DATA FOR PROCESSING:
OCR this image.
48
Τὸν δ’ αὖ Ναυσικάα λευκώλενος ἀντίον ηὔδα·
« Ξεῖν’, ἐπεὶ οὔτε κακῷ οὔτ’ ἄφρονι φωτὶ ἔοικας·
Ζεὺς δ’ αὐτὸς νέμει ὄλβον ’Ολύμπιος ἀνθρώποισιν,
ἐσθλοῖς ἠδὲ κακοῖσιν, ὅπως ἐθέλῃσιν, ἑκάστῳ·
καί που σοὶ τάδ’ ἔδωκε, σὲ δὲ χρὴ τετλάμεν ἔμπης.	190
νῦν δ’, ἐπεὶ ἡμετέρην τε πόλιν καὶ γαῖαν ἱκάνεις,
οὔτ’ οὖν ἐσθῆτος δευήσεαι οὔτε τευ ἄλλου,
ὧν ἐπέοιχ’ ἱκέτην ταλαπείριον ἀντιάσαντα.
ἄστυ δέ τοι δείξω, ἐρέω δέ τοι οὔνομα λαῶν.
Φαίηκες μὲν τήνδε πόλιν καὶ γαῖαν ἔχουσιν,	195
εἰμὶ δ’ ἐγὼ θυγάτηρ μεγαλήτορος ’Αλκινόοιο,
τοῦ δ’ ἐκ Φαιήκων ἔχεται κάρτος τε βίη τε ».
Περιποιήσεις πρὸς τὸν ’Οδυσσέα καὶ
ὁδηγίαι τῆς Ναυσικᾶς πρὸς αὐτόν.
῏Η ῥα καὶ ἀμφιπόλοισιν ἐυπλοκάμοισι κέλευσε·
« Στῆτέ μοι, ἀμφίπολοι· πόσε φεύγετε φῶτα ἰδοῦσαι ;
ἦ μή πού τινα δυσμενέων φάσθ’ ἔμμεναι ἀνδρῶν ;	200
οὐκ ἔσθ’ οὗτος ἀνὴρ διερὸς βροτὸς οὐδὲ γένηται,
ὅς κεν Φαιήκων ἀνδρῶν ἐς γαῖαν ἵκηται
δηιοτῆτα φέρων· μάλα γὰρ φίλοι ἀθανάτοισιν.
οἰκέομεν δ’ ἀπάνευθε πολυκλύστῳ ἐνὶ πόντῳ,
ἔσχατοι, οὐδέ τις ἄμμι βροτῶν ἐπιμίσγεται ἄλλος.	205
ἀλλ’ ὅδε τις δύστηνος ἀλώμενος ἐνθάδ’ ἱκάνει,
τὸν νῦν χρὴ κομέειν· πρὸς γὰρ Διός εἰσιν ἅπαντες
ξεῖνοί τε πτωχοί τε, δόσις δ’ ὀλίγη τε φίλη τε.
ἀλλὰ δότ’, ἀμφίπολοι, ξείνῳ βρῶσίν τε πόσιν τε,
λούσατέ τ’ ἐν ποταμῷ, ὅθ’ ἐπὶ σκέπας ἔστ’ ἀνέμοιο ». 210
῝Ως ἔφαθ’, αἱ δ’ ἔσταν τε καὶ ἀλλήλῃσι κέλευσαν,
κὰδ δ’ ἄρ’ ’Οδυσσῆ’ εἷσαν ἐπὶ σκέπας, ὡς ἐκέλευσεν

STATED EXERCISE:
Restate each record exactly as written.

RESULT FOR THIS TASK:
OCR this image.
48
Τὸν δ’ αὖ Ναυσικάα λευκώλενος ἀντίον ηὔδα·
« Ξεῖν’, ἐπεὶ οὔτε κακῷ οὔτ’ ἄφρονι φωτὶ ἔοικας·
Ζεὺς δ’ αὐτὸς νέμει ὄλβον ’Ολύμπιος ἀνθρώποισιν,
ἐσθλοῖς ἠδὲ κακοῖσιν, ὅπως ἐθέλῃσιν, ἑκάστῳ·
καί που σοὶ τάδ’ ἔδωκε, σὲ δὲ χρὴ τετλάμεν ἔμπης.	190
νῦν δ’, ἐπεὶ ἡμετέρην τε πόλιν καὶ γαῖαν ἱκάνεις,
οὔτ’ οὖν ἐσθῆτος δευήσεαι οὔτε τευ ἄλλου,
ὧν ἐπέοιχ’ ἱκέτην ταλαπείριον ἀντιάσαντα.
ἄστυ δέ τοι δείξω, ἐρέω δέ τοι οὔνομα λαῶν.
Φαίηκες μὲν τήνδε πόλιν καὶ γαῖαν ἔχουσιν,	195
εἰμὶ δ’ ἐγὼ θυγάτηρ μεγαλήτορος ’Αλκινόοιο,
τοῦ δ’ ἐκ Φαιήκων ἔχεται κάρτος τε βίη τε ».
Περιποιήσεις πρὸς τὸν ’Οδυσσέα καὶ
ὁδηγίαι τῆς Ναυσικᾶς πρὸς αὐτόν.
῏Η ῥα καὶ ἀμφιπόλοισιν ἐυπλοκάμοισι κέλευσε·
« Στῆτέ μοι, ἀμφίπολοι· πόσε φεύγετε φῶτα ἰδοῦσαι ;
ἦ μή πού τινα δυσμενέων φάσθ’ ἔμμεναι ἀνδρῶν ;	200
οὐκ ἔσθ’ οὗτος ἀνὴρ διερὸς βροτὸς οὐδὲ γένηται,
ὅς κεν Φαιήκων ἀνδρῶν ἐς γαῖαν ἵκηται
δηιοτῆτα φέρων· μάλα γὰρ φίλοι ἀθανάτοισιν.
οἰκέομεν δ’ ἀπάνευθε πολυκλύστῳ ἐνὶ πόντῳ,
ἔσχατοι, οὐδέ τις ἄμμι βροτῶν ἐπιμίσγεται ἄλλος.	205
ἀλλ’ ὅδε τις δύστηνος ἀλώμενος ἐνθάδ’ ἱκάνει,
τὸν νῦν χρὴ κομέειν· πρὸς γὰρ Διός εἰσιν ἅπαντες
ξεῖνοί τε πτωχοί τε, δόσις δ’ ὀλίγη τε φίλη τε.
ἀλλὰ δότ’, ἀμφίπολοι, ξείνῳ βρῶσίν τε πόσιν τε,
λούσατέ τ’ ἐν ποταμῷ, ὅθ’ ἐπὶ σκέπας ἔστ’ ἀνέμοιο ». 210
῝Ως ἔφαθ’, αἱ δ’ ἔσταν τε καὶ ἀλλήλῃσι κέλευσαν,
κὰδ δ’ ἄρ’ ’Οδυσσῆ’ εἷσαν ἐπὶ σκέπας, ὡς ἐκέλευσεν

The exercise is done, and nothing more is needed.